Exercise directions: Search the data for the string "text" and extract every line where it appears.

--- begin ---

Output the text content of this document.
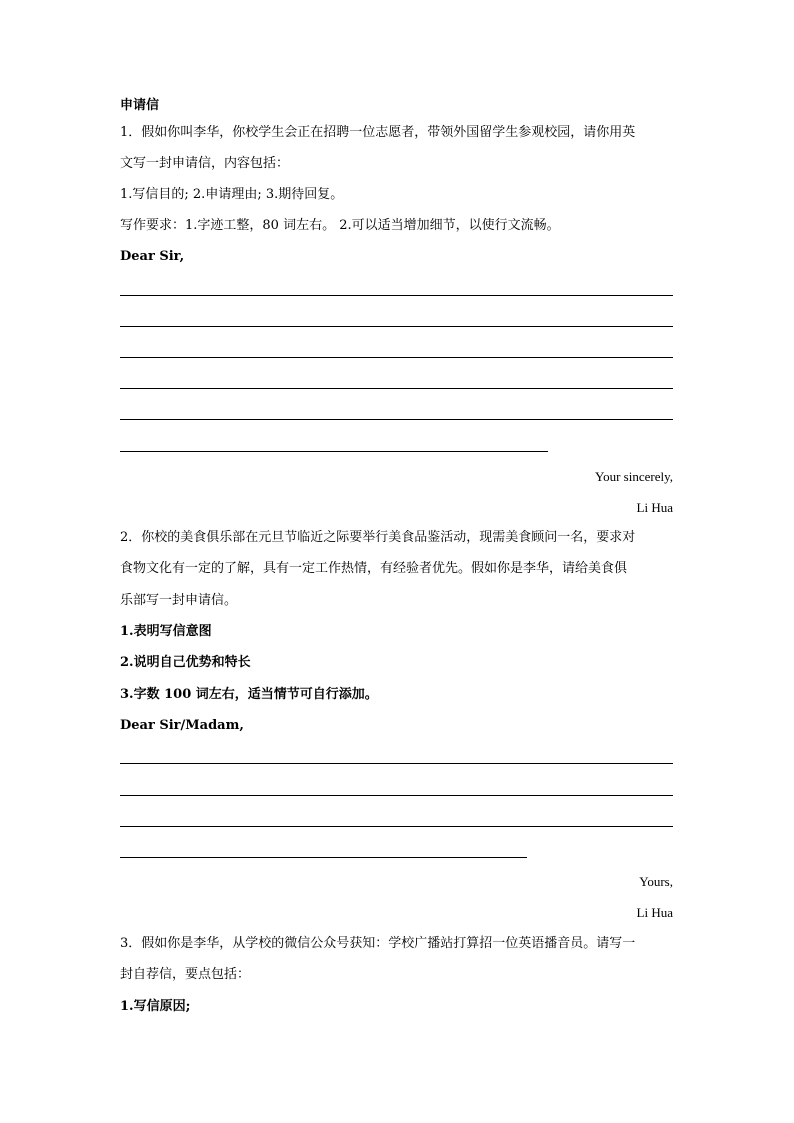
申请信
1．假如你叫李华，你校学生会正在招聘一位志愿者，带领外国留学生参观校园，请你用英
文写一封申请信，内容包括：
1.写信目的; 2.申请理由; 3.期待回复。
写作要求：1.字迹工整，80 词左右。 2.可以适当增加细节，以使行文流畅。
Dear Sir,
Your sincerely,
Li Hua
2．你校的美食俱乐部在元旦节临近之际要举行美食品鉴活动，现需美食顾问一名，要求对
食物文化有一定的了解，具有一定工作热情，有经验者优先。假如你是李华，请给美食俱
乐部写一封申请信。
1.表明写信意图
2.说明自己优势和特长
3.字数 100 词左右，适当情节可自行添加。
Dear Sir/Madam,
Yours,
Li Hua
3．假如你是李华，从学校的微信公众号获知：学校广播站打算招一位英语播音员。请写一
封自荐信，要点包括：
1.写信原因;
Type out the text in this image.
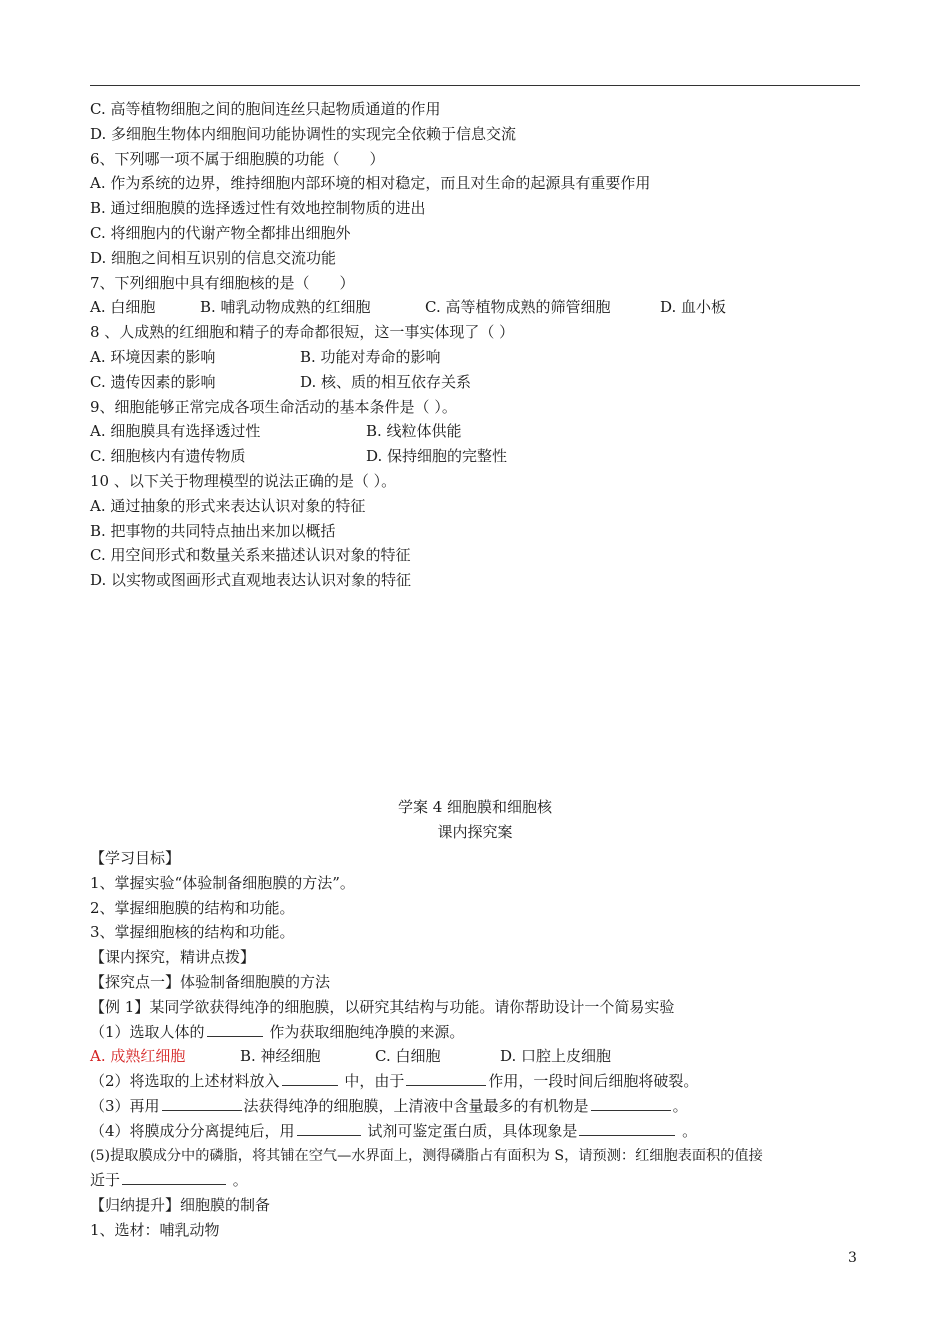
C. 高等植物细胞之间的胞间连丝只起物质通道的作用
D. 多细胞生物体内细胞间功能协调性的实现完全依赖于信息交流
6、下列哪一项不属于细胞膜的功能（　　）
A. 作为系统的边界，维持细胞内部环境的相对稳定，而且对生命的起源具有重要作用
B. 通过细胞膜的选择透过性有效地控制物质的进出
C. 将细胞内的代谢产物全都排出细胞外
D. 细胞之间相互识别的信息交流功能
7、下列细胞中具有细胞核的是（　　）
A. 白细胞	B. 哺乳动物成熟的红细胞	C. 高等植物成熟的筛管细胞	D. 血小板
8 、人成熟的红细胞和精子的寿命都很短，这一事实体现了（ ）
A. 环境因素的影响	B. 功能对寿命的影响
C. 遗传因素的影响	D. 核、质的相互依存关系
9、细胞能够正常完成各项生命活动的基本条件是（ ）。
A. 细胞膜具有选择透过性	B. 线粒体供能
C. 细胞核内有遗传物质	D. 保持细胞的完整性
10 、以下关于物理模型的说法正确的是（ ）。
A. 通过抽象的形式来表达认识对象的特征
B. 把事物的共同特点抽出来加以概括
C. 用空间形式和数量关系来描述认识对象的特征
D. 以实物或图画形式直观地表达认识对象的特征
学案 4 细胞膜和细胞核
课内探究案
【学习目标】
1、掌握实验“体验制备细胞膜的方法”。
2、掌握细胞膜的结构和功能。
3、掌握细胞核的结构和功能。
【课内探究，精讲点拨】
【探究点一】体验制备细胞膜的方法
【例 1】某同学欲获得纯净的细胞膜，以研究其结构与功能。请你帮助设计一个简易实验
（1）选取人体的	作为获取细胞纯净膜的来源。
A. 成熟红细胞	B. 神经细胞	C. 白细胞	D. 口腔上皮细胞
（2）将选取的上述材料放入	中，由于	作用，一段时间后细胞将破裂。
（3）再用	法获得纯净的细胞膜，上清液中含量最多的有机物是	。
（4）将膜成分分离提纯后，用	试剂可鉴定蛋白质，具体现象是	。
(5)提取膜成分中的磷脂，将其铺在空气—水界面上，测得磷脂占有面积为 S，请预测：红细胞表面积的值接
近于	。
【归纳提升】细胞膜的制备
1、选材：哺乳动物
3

--- end ---
--- begin ---

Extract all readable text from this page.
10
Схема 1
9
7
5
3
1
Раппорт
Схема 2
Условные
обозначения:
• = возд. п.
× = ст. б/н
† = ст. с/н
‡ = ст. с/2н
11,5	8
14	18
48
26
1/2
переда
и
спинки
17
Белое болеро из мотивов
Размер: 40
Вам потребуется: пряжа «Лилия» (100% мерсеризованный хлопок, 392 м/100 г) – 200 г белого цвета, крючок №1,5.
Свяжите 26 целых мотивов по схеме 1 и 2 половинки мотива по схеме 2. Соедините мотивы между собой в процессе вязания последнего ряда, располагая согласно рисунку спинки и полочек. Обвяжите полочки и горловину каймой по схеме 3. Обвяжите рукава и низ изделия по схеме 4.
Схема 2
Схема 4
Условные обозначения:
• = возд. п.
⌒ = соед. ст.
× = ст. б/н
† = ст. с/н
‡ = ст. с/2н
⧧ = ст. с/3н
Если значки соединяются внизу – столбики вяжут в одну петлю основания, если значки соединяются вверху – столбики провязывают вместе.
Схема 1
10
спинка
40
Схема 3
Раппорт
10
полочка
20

--- end ---

Finished task:
Output the text content of this document.
Type out the text in this image.
Extract all readable text from this page.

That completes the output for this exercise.